WRITTEN INSTRUCTION - Answer with a number only: how many lines of the data contain "while"?

--- Begin DATASET CONTENT ---

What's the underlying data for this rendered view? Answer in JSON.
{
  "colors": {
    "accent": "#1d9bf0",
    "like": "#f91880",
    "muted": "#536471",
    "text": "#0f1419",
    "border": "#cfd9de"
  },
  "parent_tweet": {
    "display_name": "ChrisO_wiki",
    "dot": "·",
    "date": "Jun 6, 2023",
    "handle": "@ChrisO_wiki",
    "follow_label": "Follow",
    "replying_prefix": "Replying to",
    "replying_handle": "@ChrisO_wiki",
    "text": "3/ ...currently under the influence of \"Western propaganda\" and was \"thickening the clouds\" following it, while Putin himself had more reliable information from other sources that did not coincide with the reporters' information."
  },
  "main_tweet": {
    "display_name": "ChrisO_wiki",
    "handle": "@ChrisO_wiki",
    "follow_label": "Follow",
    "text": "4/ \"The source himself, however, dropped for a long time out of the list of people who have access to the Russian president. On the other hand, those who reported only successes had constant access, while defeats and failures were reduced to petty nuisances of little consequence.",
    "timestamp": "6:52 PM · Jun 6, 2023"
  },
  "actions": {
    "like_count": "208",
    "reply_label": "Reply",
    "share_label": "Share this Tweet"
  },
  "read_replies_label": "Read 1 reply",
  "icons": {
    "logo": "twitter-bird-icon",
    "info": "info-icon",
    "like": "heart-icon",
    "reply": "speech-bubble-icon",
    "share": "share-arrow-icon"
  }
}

--- End DATASET CONTENT ---

COMPLETE RESPONSE - 2